_SHORT PROBLEM 1_
In the records, rename "bullet-dot" to "bullet-point" in the lines starting with the line that contains "create-group-button[interactable]: + Create" and going on through the line that contains "tab-bar: Overview Activity". Return only those lines, with nothing else changed.

_PROVIDED PASSAGE_
————————
Profits accrue to people on top. That’s the way most markets work, especially those with strong network effects (for more on 5 types of network effects and how to hack them, see this post).
As an angel investor, my job is to spot startups and trends looking to disrupt incumbents and create massive new markets and help them.
But disruption isn’t only a technological leap. Instead, often the very ideas and framework that holds businesses together are the easiest and most lucrative to disrupt. This is the basis of Clayton Christensen’s Disruption Theory.
The reason incumbents always die and even Rome fell, is entropy — the lack of order or predictability in the natural world that ultimately leads to disorder.
It is one of the governing forces of our world, and it certainly applies to business.
The world is full of randomness. Red hair, blue eyes, lactose intolerant — these are all mutations. Something random and unexpected happened and we “evolved” because of it. Traits that promote survival prevail, others eventually die out.
Survival of the fittest
As in nature, business is a life or death battle. While the world is not a zero sum game, most businesses compete pretty directly to survive.
In nowhere is this more true than the scrappy startup. Small startup teams with little money fight tooth and nail to take their seat at the table. And the very best like Uber and Airbnb create entirely new markets.
But even in market creation, incumbents suffer. Uber is killing car ownerships and taxi companies. Airbnb took a chunk out of hotel and hostel revenue. Both have irreversably damaged old, storied industries. But, there’s a bigger reason.
Both Airbnb and Uber took previously crappy customer experiences and made them magical, using technology.
Ever called a cab, waited 10–20 minutes and they didn’t even show? Or paid $30 for a 5 minute ride? The experience is horrible. And the backs of cabbies cars were never pretty. “Wonder what happened back here…?”
The mobile app revolutionized this. Suddenly two clicks and your ride was scheduled, allowing you to monitor and review the driver every step of the way. Forget calling or needing to hail a cab.
And the economics are better too. Because ride sharing apps like Uber and Lyft better optimize driver time, drivers are able to make more money and spend more time driving (and chatting with passengers), as opposed to taxis who just sit and expect business to show up. (That said Uber has a massive business model problem, here’s why)
Don’t forget the driver either. In NYC (and many cities around the world), the medaillon system is archaic. Taxi drivers, or companies must purchase “the right” to be taxis in the city.
In 2011 a medallion for a NYC cab fleet cost upwards of $1M. And even in 2016, individual taxis wishing to operate under their own license need $500,000.
…to drive a taxi… are you kidding me?
This is why Uber and Lyft took off. The system was so broken that any innovation, specifically saving time and money for everyone but the government was the way to go.
The same is more or less true for Airbnb. Owning a hotel (or even a rental property) is expensive. Airbnb empowered anyone to be a landlord, unlocking an enormous, previously untapped portion of the market for short term rentals.
With drastically increased supply and marginally increased demand, pricing power fell to consumers, liberating travelers from hotels price gauging tactics.
————————
_ITEMS_

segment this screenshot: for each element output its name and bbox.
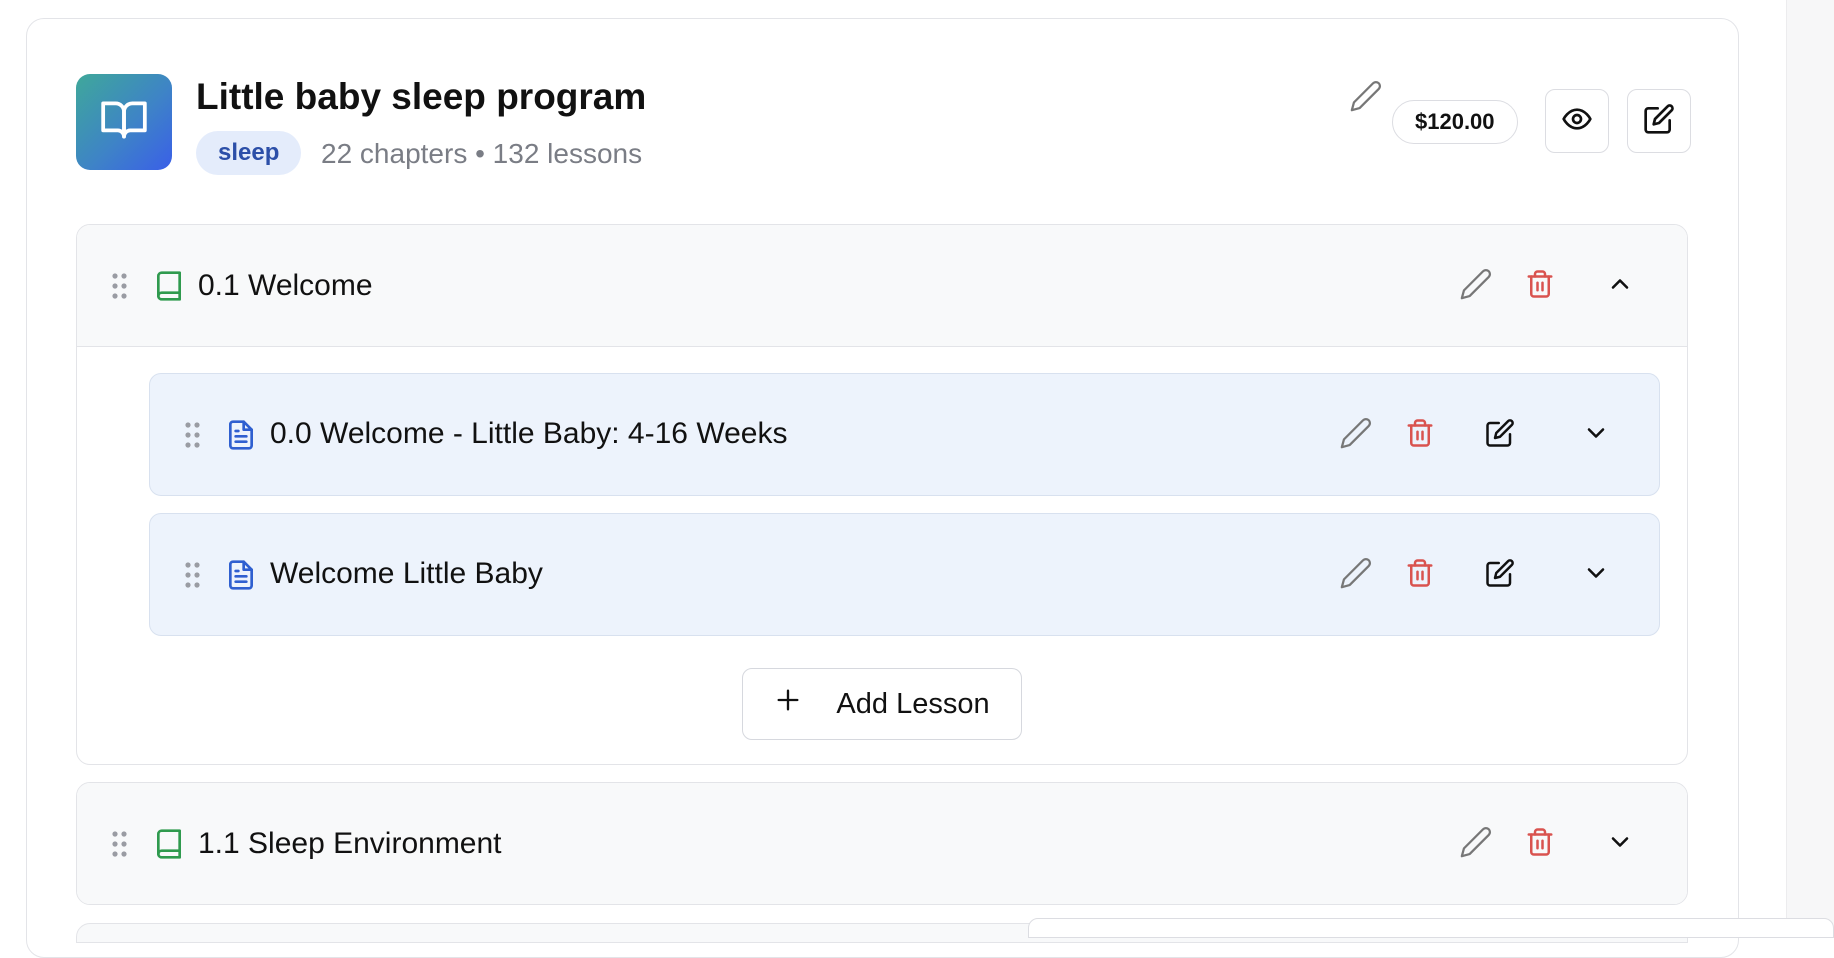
open-book-icon (99, 95, 149, 150)
course-logo (76, 74, 172, 170)
delete-lesson-button[interactable] (1398, 413, 1442, 457)
delete-chapter-button[interactable] (1518, 264, 1562, 308)
expand-lesson-button[interactable] (1574, 413, 1618, 457)
chapter-header[interactable]: 0.1 Welcome (77, 225, 1687, 347)
trash-icon (1525, 269, 1555, 304)
popover-edge (1028, 918, 1834, 938)
rename-lesson-button[interactable] (1334, 553, 1378, 597)
edit-lesson-content-button[interactable] (1478, 413, 1522, 457)
chevron-down-icon (1582, 559, 1610, 592)
lesson-item[interactable]: 0.0 Welcome - Little Baby: 4-16 Weeks (149, 373, 1660, 496)
document-icon (224, 558, 258, 592)
edit-square-icon (1485, 418, 1515, 453)
lesson-title: 0.0 Welcome - Little Baby: 4-16 Weeks (270, 417, 788, 450)
trash-icon (1405, 558, 1435, 593)
rename-chapter-button[interactable] (1454, 264, 1498, 308)
drag-handle-icon[interactable] (110, 829, 130, 859)
eye-icon (1561, 103, 1593, 140)
course-header: Little baby sleep program sleep 22 chapt… (76, 74, 1691, 175)
add-lesson-button[interactable]: Add Lesson (742, 668, 1022, 740)
chevron-down-icon (1606, 828, 1634, 861)
chapter-item: 1.1 Sleep Environment (76, 782, 1688, 905)
lesson-title: Welcome Little Baby (270, 557, 543, 590)
pencil-icon (1459, 825, 1493, 864)
document-icon (224, 418, 258, 452)
pencil-icon (1349, 79, 1383, 118)
category-tag: sleep (196, 131, 302, 175)
preview-button[interactable] (1545, 89, 1609, 153)
trash-icon (1525, 827, 1555, 862)
pencil-icon (1339, 556, 1373, 595)
pencil-icon (1459, 267, 1493, 306)
delete-chapter-button[interactable] (1518, 822, 1562, 866)
edit-title-button[interactable] (1346, 78, 1386, 118)
edit-square-icon (1643, 103, 1675, 140)
book-icon (152, 269, 186, 303)
chapter-title: 1.1 Sleep Environment (198, 827, 502, 860)
add-lesson-label: Add Lesson (836, 687, 990, 720)
right-panel-edge (1786, 0, 1834, 928)
course-title: Little baby sleep program (196, 76, 647, 117)
chapter-item: 0.1 Welcome 0.0 Welcome - Little Baby: 4… (76, 224, 1688, 765)
plus-icon (774, 686, 802, 722)
book-icon (152, 827, 186, 861)
collapse-chapter-button[interactable] (1598, 264, 1642, 308)
lesson-item[interactable]: Welcome Little Baby (149, 513, 1660, 636)
drag-handle-icon[interactable] (183, 420, 203, 450)
chevron-down-icon (1582, 419, 1610, 452)
delete-lesson-button[interactable] (1398, 553, 1442, 597)
rename-lesson-button[interactable] (1334, 413, 1378, 457)
rename-chapter-button[interactable] (1454, 822, 1498, 866)
price-badge[interactable]: $120.00 (1392, 100, 1518, 144)
chapter-header[interactable]: 1.1 Sleep Environment (77, 783, 1687, 904)
edit-lesson-content-button[interactable] (1478, 553, 1522, 597)
trash-icon (1405, 418, 1435, 453)
edit-square-icon (1485, 558, 1515, 593)
chapter-title: 0.1 Welcome (198, 269, 373, 302)
expand-lesson-button[interactable] (1574, 553, 1618, 597)
pencil-icon (1339, 416, 1373, 455)
course-meta: 22 chapters • 132 lessons (321, 138, 643, 169)
drag-handle-icon[interactable] (110, 271, 130, 301)
drag-handle-icon[interactable] (183, 560, 203, 590)
edit-course-button[interactable] (1627, 89, 1691, 153)
chevron-up-icon (1606, 270, 1634, 303)
expand-chapter-button[interactable] (1598, 822, 1642, 866)
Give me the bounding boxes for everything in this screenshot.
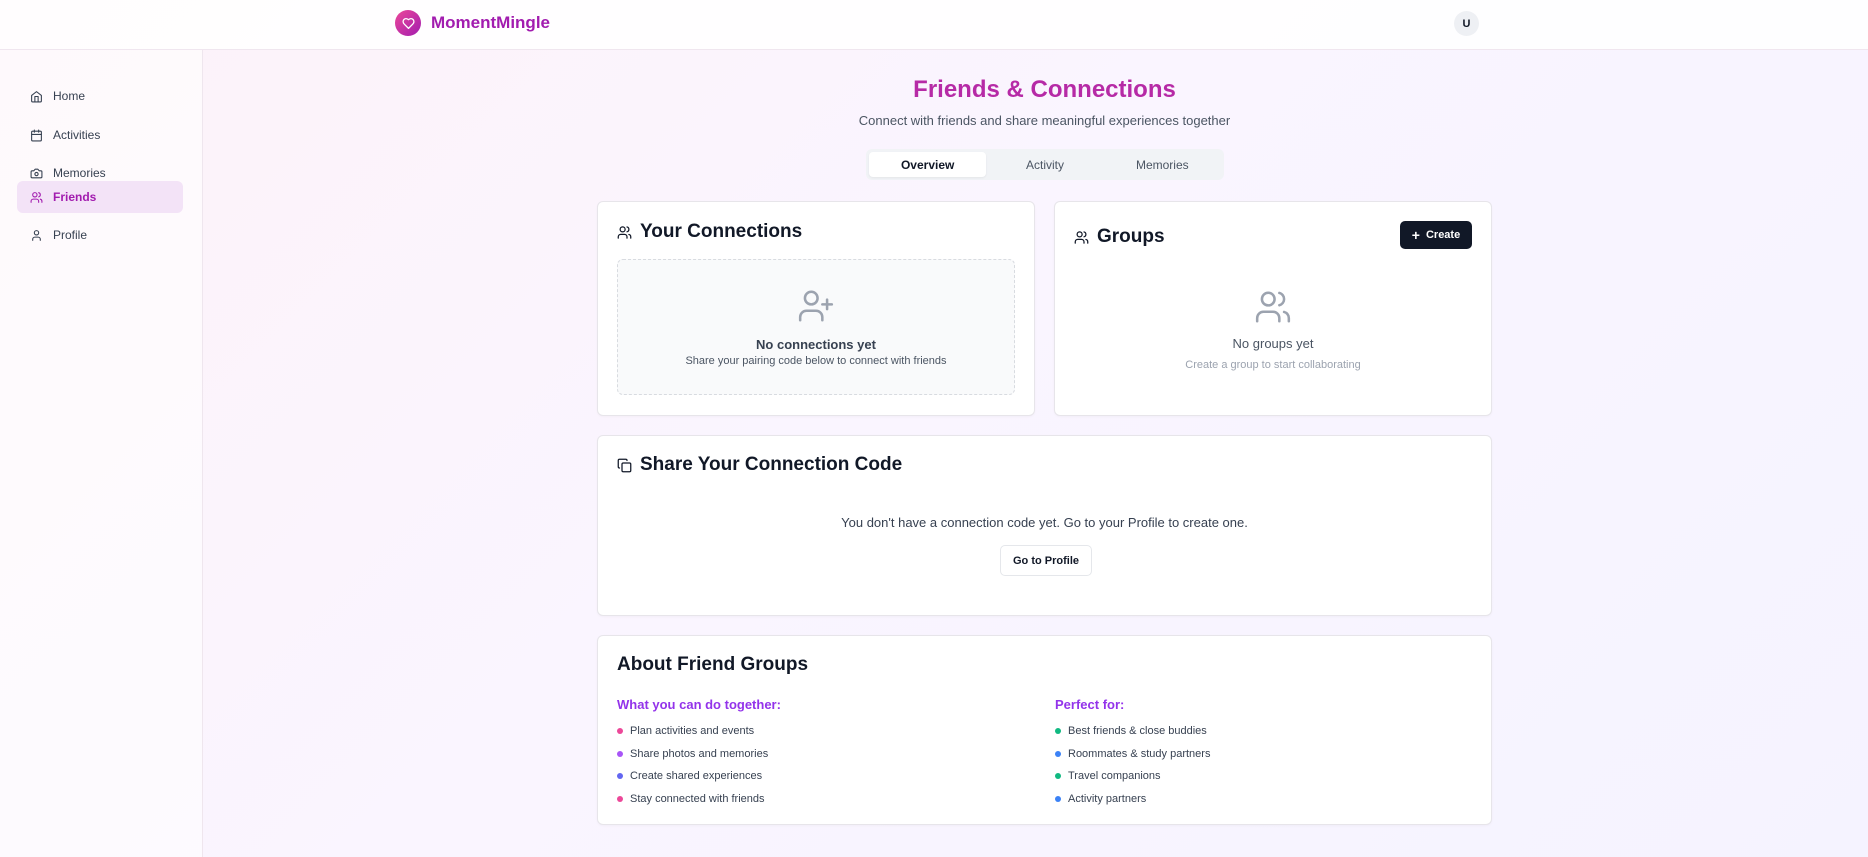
create-group-button[interactable]: + Create <box>1400 221 1472 249</box>
connections-card: Your Connections No connections yet Shar… <box>597 201 1035 416</box>
user-icon <box>32 229 41 241</box>
sidebar-item-home[interactable]: Home <box>17 80 183 112</box>
camera-icon <box>30 168 43 178</box>
users-empty-icon <box>1255 291 1291 323</box>
bullet-dot <box>1055 795 1061 802</box>
top-bar: MomentMingle U <box>0 0 1868 50</box>
sidebar-item-label: Memories <box>53 166 106 180</box>
share-code-title: Share Your Connection Code <box>617 454 902 476</box>
bullet-dot <box>617 728 623 735</box>
calendar-icon <box>31 129 42 141</box>
bullet-dot <box>1055 728 1061 735</box>
home-icon <box>31 90 42 102</box>
list-item-text: Plan activities and events <box>630 725 755 738</box>
brand-name: MomentMingle <box>431 13 550 32</box>
connections-empty-title: No connections yet <box>756 337 876 352</box>
list-item-text: Activity partners <box>1068 792 1147 805</box>
share-code-card: Share Your Connection Code You don't hav… <box>597 435 1492 616</box>
copy-icon <box>617 458 632 472</box>
tab-bar: Overview Activity Memories <box>866 149 1224 180</box>
groups-title: Groups <box>1074 226 1165 248</box>
groups-card: Groups + Create No groups yet Create a g… <box>1054 201 1492 416</box>
tab-activity[interactable]: Activity <box>986 152 1103 177</box>
groups-empty-title: No groups yet <box>1232 336 1314 351</box>
sidebar-item-label: Friends <box>53 190 97 204</box>
list-item: Stay connected with friends <box>617 788 768 811</box>
plus-icon: + <box>1411 227 1420 243</box>
list-item-text: Roommates & study partners <box>1068 747 1211 760</box>
list-item: Create shared experiences <box>617 765 768 788</box>
sidebar-item-friends[interactable]: Friends <box>17 181 183 213</box>
brand[interactable]: MomentMingle <box>395 10 550 36</box>
users-icon <box>617 225 632 239</box>
users-icon <box>1074 230 1089 244</box>
list-item-text: Travel companions <box>1068 770 1161 783</box>
connections-empty-subtitle: Share your pairing code below to connect… <box>685 355 947 367</box>
sidebar-item-label: Home <box>53 89 86 103</box>
groups-title-text: Groups <box>1097 226 1165 247</box>
tab-overview[interactable]: Overview <box>869 152 987 177</box>
user-avatar[interactable]: U <box>1454 11 1479 36</box>
share-code-title-text: Share Your Connection Code <box>640 454 903 475</box>
sidebar-item-label: Activities <box>53 128 101 142</box>
tab-memories[interactable]: Memories <box>1104 152 1221 177</box>
about-right-heading: Perfect for: <box>1055 697 1125 712</box>
sidebar-item-profile[interactable]: Profile <box>17 219 183 251</box>
list-item-text: Best friends & close buddies <box>1068 725 1207 738</box>
sidebar: Home Activities Memories Friends Profile <box>0 50 203 857</box>
share-code-message: You don't have a connection code yet. Go… <box>841 515 1248 530</box>
users-icon <box>30 191 43 203</box>
create-group-label: Create <box>1425 229 1461 241</box>
go-to-profile-button[interactable]: Go to Profile <box>1000 545 1092 576</box>
about-left-heading: What you can do together: <box>617 697 781 712</box>
bullet-dot <box>617 795 623 802</box>
page-title: Friends & Connections <box>913 76 1176 103</box>
list-item-text: Share photos and memories <box>630 747 769 760</box>
bullet-dot <box>1055 750 1061 757</box>
groups-empty-subtitle: Create a group to start collaborating <box>1185 359 1361 371</box>
sidebar-item-label: Profile <box>53 228 88 242</box>
heart-logo-icon <box>395 10 421 36</box>
connections-title-text: Your Connections <box>640 221 803 242</box>
list-item: Activity partners <box>1055 788 1210 811</box>
page-subtitle: Connect with friends and share meaningfu… <box>858 113 1231 128</box>
connections-empty-state: No connections yet Share your pairing co… <box>617 259 1015 395</box>
bullet-dot <box>1055 773 1061 780</box>
about-right-list: Best friends & close buddies Roommates &… <box>1055 720 1210 810</box>
about-card: About Friend Groups What you can do toge… <box>597 635 1492 825</box>
bullet-dot <box>617 773 623 780</box>
sidebar-item-activities[interactable]: Activities <box>17 119 183 151</box>
about-title: About Friend Groups <box>617 654 809 675</box>
about-left-list: Plan activities and events Share photos … <box>617 720 768 810</box>
list-item-text: Stay connected with friends <box>630 792 765 805</box>
user-plus-icon <box>798 290 834 322</box>
list-item: Plan activities and events <box>617 720 768 743</box>
list-item: Roommates & study partners <box>1055 743 1210 766</box>
list-item: Share photos and memories <box>617 743 768 766</box>
list-item: Best friends & close buddies <box>1055 720 1210 743</box>
bullet-dot <box>617 750 623 757</box>
list-item-text: Create shared experiences <box>630 770 763 783</box>
list-item: Travel companions <box>1055 765 1210 788</box>
connections-title: Your Connections <box>617 221 802 243</box>
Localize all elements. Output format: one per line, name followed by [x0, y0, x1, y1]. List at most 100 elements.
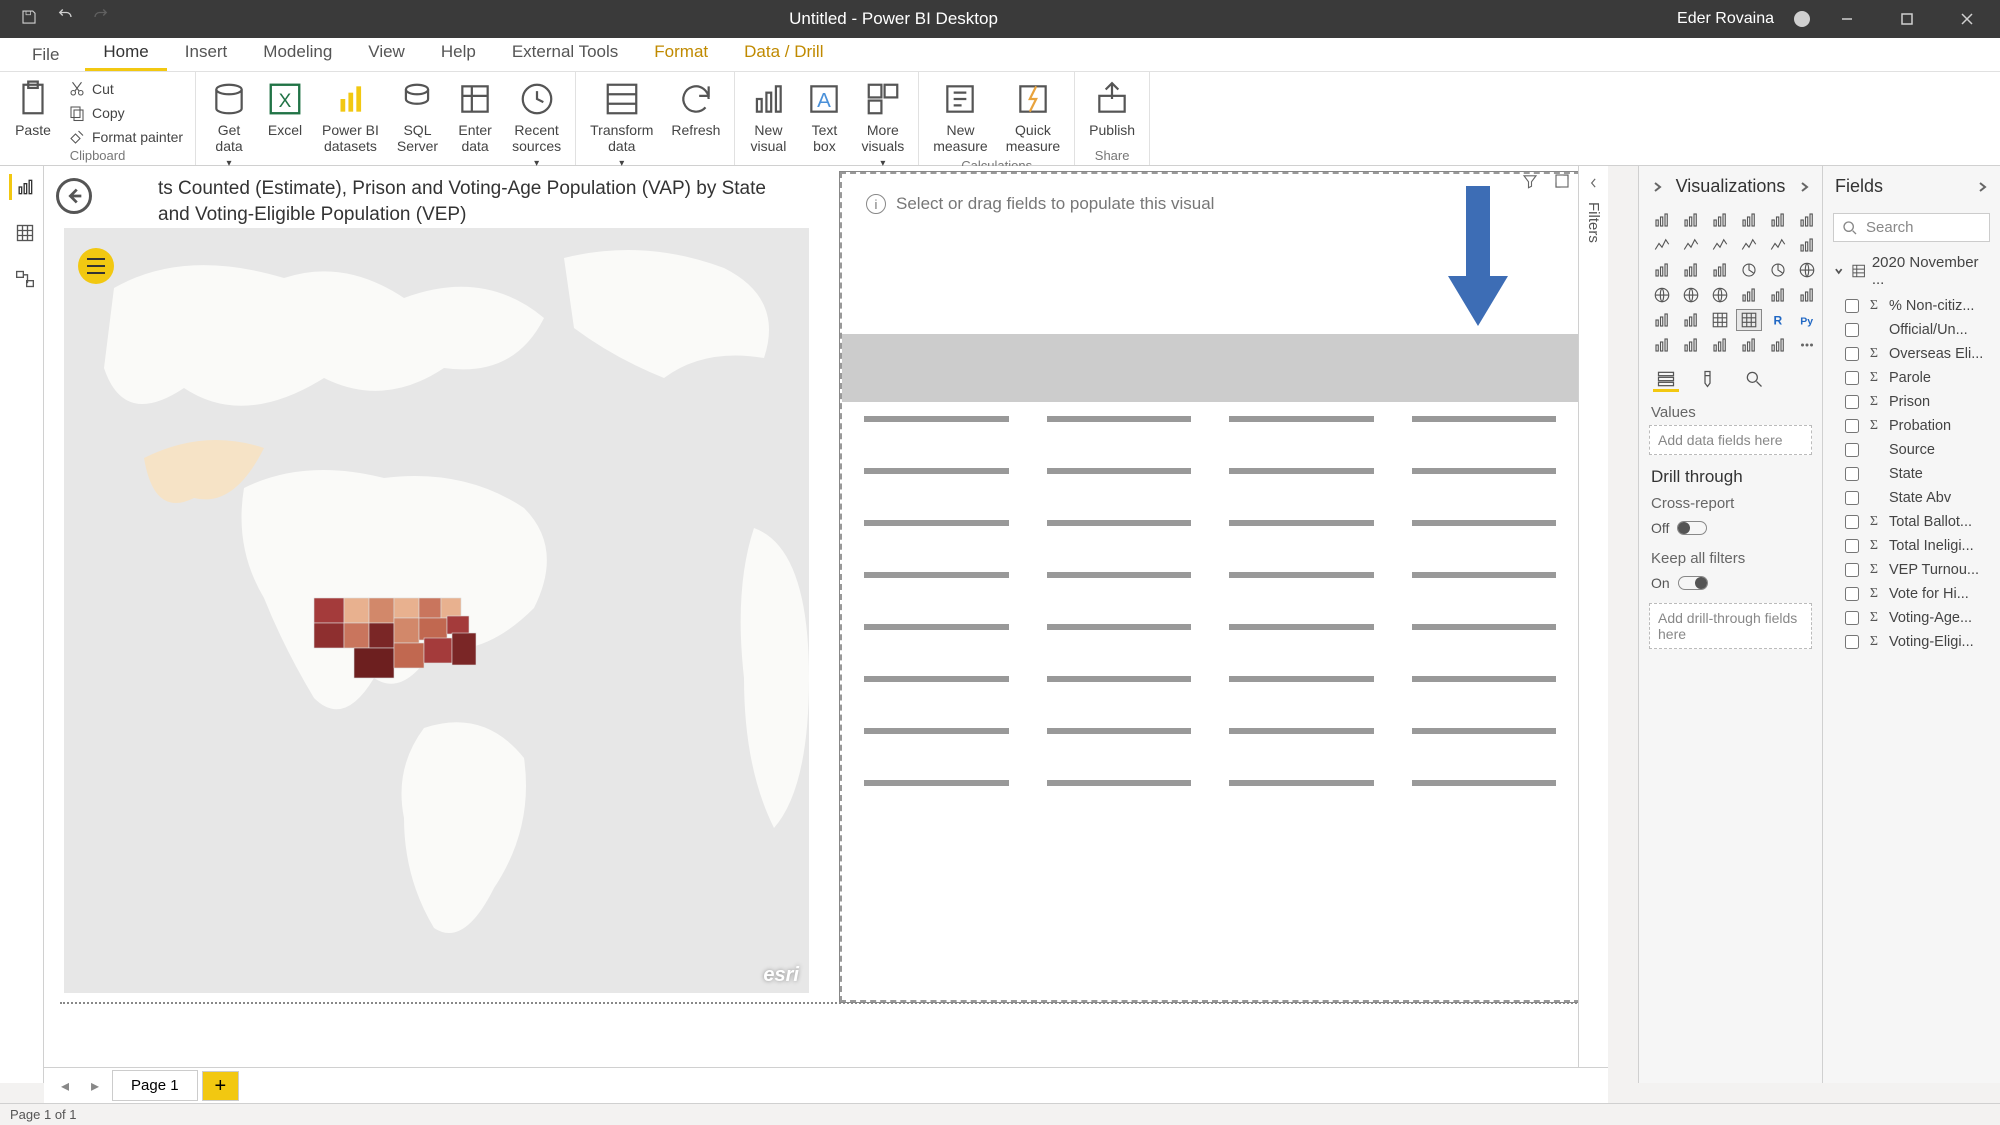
————————
_SHORT PROBLEM 2_
Set down word for word the part of the essay on disruption starting with "The world is full" and going on through "entirely new markets.".

_REPLY 1_
create-group-button[interactable]: + Create <box>1400 221 1472 249</box>
connections-card: Your Connections No connections yet Shar… <box>597 201 1035 416</box>
user-icon <box>32 229 41 241</box>
sidebar-item-home[interactable]: Home <box>17 80 183 112</box>
camera-icon <box>30 168 43 178</box>
users-empty-icon <box>1255 291 1291 323</box>
bullet-point <box>1055 795 1061 802</box>
top-bar: MomentMingle U <box>0 0 1868 50</box>
sidebar-item-label: Memories <box>53 166 106 180</box>
share-code-title: Share Your Connection Code <box>617 454 902 476</box>
bullet-point <box>617 728 623 735</box>
calendar-icon <box>31 129 42 141</box>
bullet-point <box>1055 728 1061 735</box>
home-icon <box>31 90 42 102</box>
list-item-text: Plan activities and events <box>630 725 755 738</box>
brand-name: MomentMingle <box>431 13 550 32</box>
connections-empty-title: No connections yet <box>756 337 876 352</box>
list-item-text: Activity partners <box>1068 792 1147 805</box>
share-code-card: Share Your Connection Code You don't hav… <box>597 435 1492 616</box>
copy-icon <box>617 458 632 472</box>
tab-bar: Overview Activity Memories <box>866 149 1224 180</box>

_REPLY 2_
The world is full of randomness. Red hair, blue eyes, lactose intolerant — these are all mutations. Something random and unexpected happened and we “evolved” because of it. Traits that promote survival prevail, others eventually die out.
Survival of the fittest
As in nature, business is a life or death battle. While the world is not a zero sum game, most businesses compete pretty directly to survive.
In nowhere is this more true than the scrappy startup. Small startup teams with little money fight tooth and nail to take their seat at the table. And the very best like Uber and Airbnb create entirely new markets.